[begin Raw records]

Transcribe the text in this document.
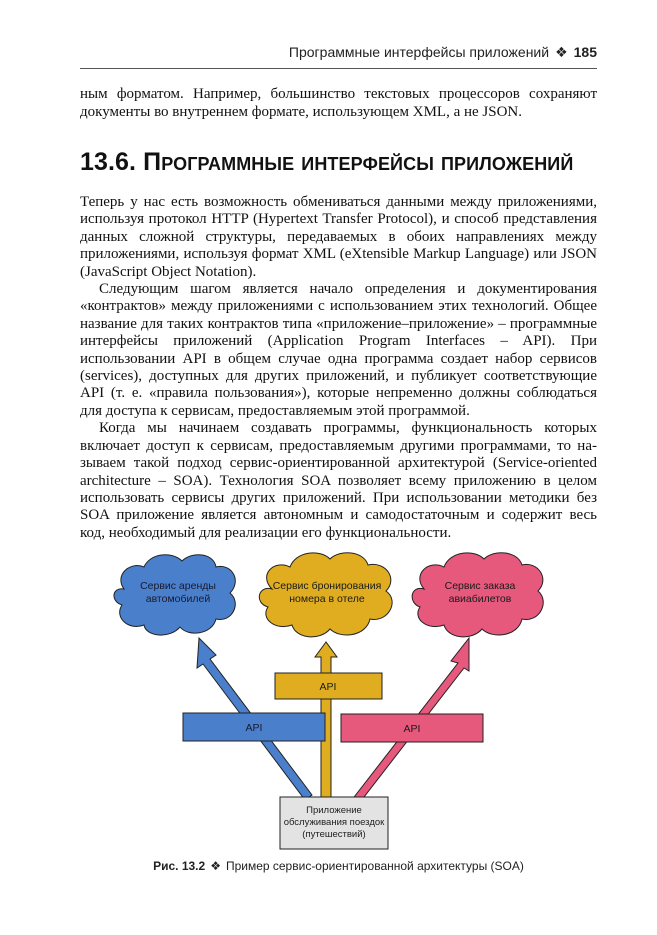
Программные интерфейсы приложений ❖ 185

ным форматом. Например, большинство текстовых процессоров сохраняют документы во внутреннем формате, использующем XML, а не JSON.

13.6. Программные интерфейсы приложений

Теперь у нас есть возможность обмениваться данными между приложениями, используя протокол HTTP (Hypertext Transfer Protocol), и способ представления данных сложной структуры, передаваемых в обоих направлениях между приложениями, используя формат XML (eXtensible Markup Language) или JSON (JavaScript Object Notation).

Следующим шагом является начало определения и документирования «контрактов» между приложениями с использованием этих технологий. Общее название для таких контрактов типа «приложение–приложение» – программные интерфейсы приложений (Application Program Interfaces – API). При использовании API в общем случае одна программа создает набор сервисов (services), доступных для других приложений, и публикует соответствующие API (т. е. «правила пользования»), которые непременно должны соблюдаться для доступа к сервисам, предоставляемым этой программой.

Когда мы начинаем создавать программы, функциональность которых включает доступ к сервисам, предоставляемым другими программами, то называем такой подход сервис-ориентированной архитектурой (Service-oriented architecture – SOA). Технология SOA позволяет всему приложению в целом использовать сервисы других приложений. При использовании методики без SOA приложение является автономным и самодостаточным и содержит весь код, необходимый для реализации его функциональности.

Сервис аренды
автомобилей
Сервис бронирования
номера в отеле
Сервис заказа
авиабилетов
API
API
API
Приложение
обслуживания поездок
(путешествий)

Рис. 13.2 ❖ Пример сервис-ориентированной архитектуры (SOA)
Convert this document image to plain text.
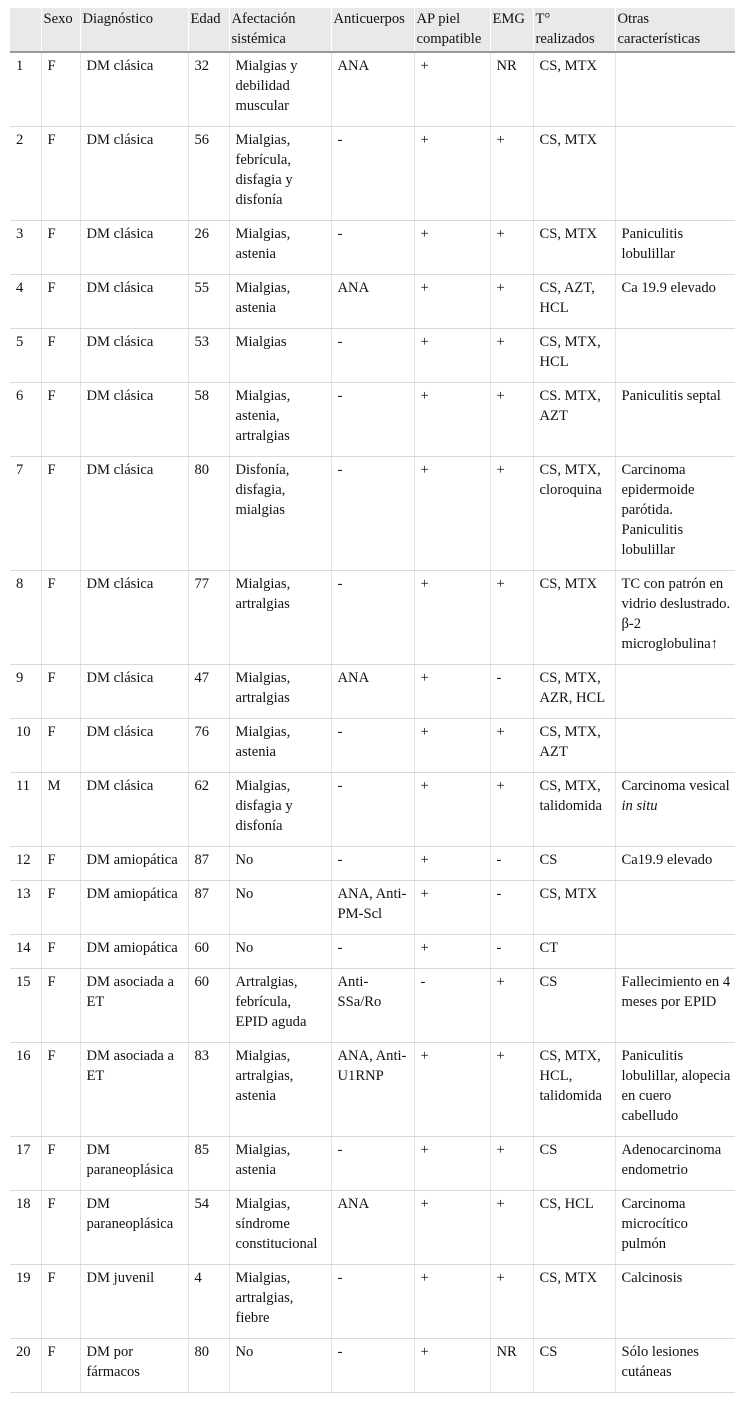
	Sexo	Diagnóstico	Edad	Afectación sistémica	Anticuerpos	AP piel compatible	EMG	T° realizados	Otras características
1	F	DM clásica	32	Mialgias y debilidad muscular	ANA	+	NR	CS, MTX	
2	F	DM clásica	56	Mialgias, febrícula, disfagia y disfonía	-	+	+	CS, MTX	
3	F	DM clásica	26	Mialgias, astenia	-	+	+	CS, MTX	Paniculitis lobulillar
4	F	DM clásica	55	Mialgias, astenia	ANA	+	+	CS, AZT, HCL	Ca 19.9 elevado
5	F	DM clásica	53	Mialgias	-	+	+	CS, MTX, HCL	
6	F	DM clásica	58	Mialgias, astenia, artralgias	-	+	+	CS. MTX, AZT	Paniculitis septal
7	F	DM clásica	80	Disfonía, disfagia, mialgias	-	+	+	CS, MTX, cloroquina	Carcinoma epidermoide parótida. Paniculitis lobulillar
8	F	DM clásica	77	Mialgias, artralgias	-	+	+	CS, MTX	TC con patrón en vidrio deslustrado. β-2 microglobulina↑
9	F	DM clásica	47	Mialgias, artralgias	ANA	+	-	CS, MTX, AZR, HCL	
10	F	DM clásica	76	Mialgias, astenia	-	+	+	CS, MTX, AZT	
11	M	DM clásica	62	Mialgias, disfagia y disfonía	-	+	+	CS, MTX, talidomida	Carcinoma vesical in situ
12	F	DM amiopática	87	No	-	+	-	CS	Ca19.9 elevado
13	F	DM amiopática	87	No	ANA, Anti-PM-Scl	+	-	CS, MTX	
14	F	DM amiopática	60	No	-	+	-	CT	
15	F	DM asociada a ET	60	Artralgias, febrícula, EPID aguda	Anti-SSa/Ro	-	+	CS	Fallecimiento en 4 meses por EPID
16	F	DM asociada a ET	83	Mialgias, artralgias, astenia	ANA, Anti-U1RNP	+	+	CS, MTX, HCL, talidomida	Paniculitis lobulillar, alopecia en cuero cabelludo
17	F	DM paraneoplásica	85	Mialgias, astenia	-	+	+	CS	Adenocarcinoma endometrio
18	F	DM paraneoplásica	54	Mialgias, síndrome constitucional	ANA	+	+	CS, HCL	Carcinoma microcítico pulmón
19	F	DM juvenil	4	Mialgias, artralgias, fiebre	-	+	+	CS, MTX	Calcinosis
20	F	DM por fármacos	80	No	-	+	NR	CS	Sólo lesiones cutáneas
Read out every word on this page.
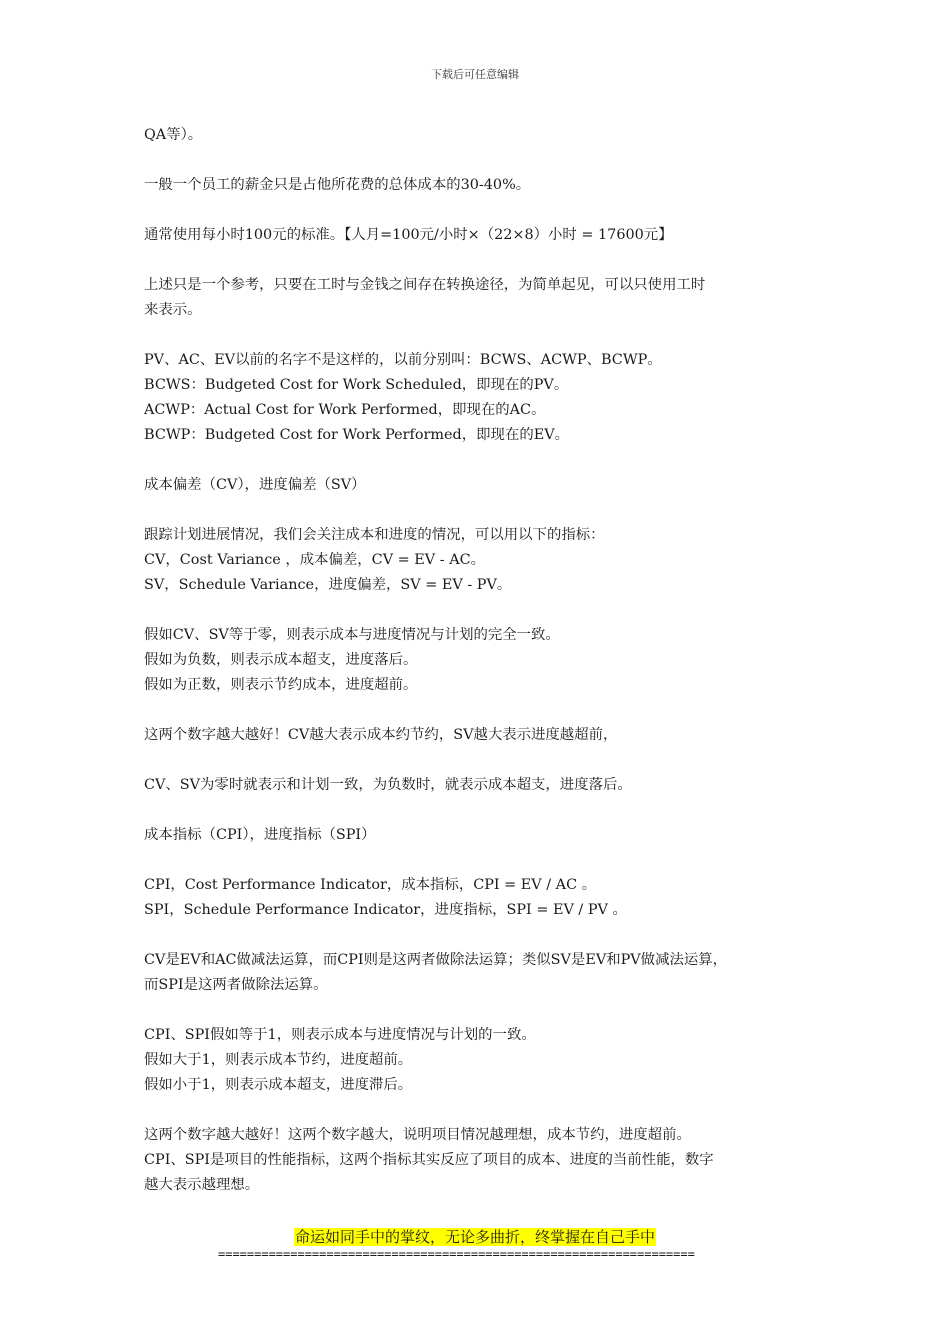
下载后可任意编辑

QA等）。

一般一个员工的薪金只是占他所花费的总体成本的30-40%。

通常使用每小时100元的标准。【人月=100元/小时×（22×8）小时 = 17600元】

上述只是一个参考，只要在工时与金钱之间存在转换途径，为简单起见，可以只使用工时
来表示。

PV、AC、EV以前的名字不是这样的，以前分别叫：BCWS、ACWP、BCWP。
BCWS：Budgeted Cost for Work Scheduled，即现在的PV。
ACWP：Actual Cost for Work Performed，即现在的AC。
BCWP：Budgeted Cost for Work Performed，即现在的EV。

成本偏差（CV），进度偏差（SV）

跟踪计划进展情况，我们会关注成本和进度的情况，可以用以下的指标：
CV，Cost Variance ，成本偏差，CV = EV - AC。
SV，Schedule Variance，进度偏差，SV = EV - PV。

假如CV、SV等于零，则表示成本与进度情况与计划的完全一致。
假如为负数，则表示成本超支，进度落后。
假如为正数，则表示节约成本，进度超前。

这两个数字越大越好！CV越大表示成本约节约，SV越大表示进度越超前，

CV、SV为零时就表示和计划一致，为负数时，就表示成本超支，进度落后。

成本指标（CPI），进度指标（SPI）

CPI，Cost Performance Indicator，成本指标，CPI = EV / AC 。
SPI，Schedule Performance Indicator，进度指标，SPI = EV / PV 。

CV是EV和AC做减法运算，而CPI则是这两者做除法运算；类似SV是EV和PV做减法运算，
而SPI是这两者做除法运算。

CPI、SPI假如等于1，则表示成本与进度情况与计划的一致。
假如大于1，则表示成本节约，进度超前。
假如小于1，则表示成本超支，进度滞后。

这两个数字越大越好！这两个数字越大，说明项目情况越理想，成本节约，进度超前。
CPI、SPI是项目的性能指标，这两个指标其实反应了项目的成本、进度的当前性能，数字
越大表示越理想。

命运如同手中的掌纹，无论多曲折，终掌握在自己手中
==================================================================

[end Raw records]

» **Given instruction**: For each line of the entries that includes "ACWP", show that line.

» **Exercise solution**:
PV、AC、EV以前的名字不是这样的，以前分别叫：BCWS、ACWP、BCWP。
ACWP：Actual Cost for Work Performed，即现在的AC。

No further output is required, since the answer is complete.